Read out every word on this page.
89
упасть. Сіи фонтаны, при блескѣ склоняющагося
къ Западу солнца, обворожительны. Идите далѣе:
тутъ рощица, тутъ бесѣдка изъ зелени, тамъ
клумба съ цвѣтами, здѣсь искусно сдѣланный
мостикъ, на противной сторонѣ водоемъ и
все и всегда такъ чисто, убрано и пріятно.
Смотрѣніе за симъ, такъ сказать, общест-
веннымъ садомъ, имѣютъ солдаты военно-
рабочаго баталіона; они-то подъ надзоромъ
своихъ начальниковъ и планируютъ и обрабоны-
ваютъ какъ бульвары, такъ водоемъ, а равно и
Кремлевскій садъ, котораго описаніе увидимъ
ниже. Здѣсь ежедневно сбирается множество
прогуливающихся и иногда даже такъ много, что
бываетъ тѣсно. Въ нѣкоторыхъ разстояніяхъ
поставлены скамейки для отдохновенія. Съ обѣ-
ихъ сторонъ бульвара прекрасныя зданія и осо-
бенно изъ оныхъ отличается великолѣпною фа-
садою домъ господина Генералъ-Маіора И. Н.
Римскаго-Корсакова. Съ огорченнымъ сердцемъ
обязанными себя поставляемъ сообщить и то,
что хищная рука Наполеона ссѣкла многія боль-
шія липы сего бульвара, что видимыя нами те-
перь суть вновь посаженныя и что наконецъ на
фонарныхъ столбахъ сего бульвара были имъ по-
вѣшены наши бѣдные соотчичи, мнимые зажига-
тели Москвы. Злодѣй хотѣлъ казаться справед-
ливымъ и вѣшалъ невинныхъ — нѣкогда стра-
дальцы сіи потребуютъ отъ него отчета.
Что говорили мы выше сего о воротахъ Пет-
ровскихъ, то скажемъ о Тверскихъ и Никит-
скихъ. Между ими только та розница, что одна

Task requirements: Write only the number of lines that include "сего".

The reply: 3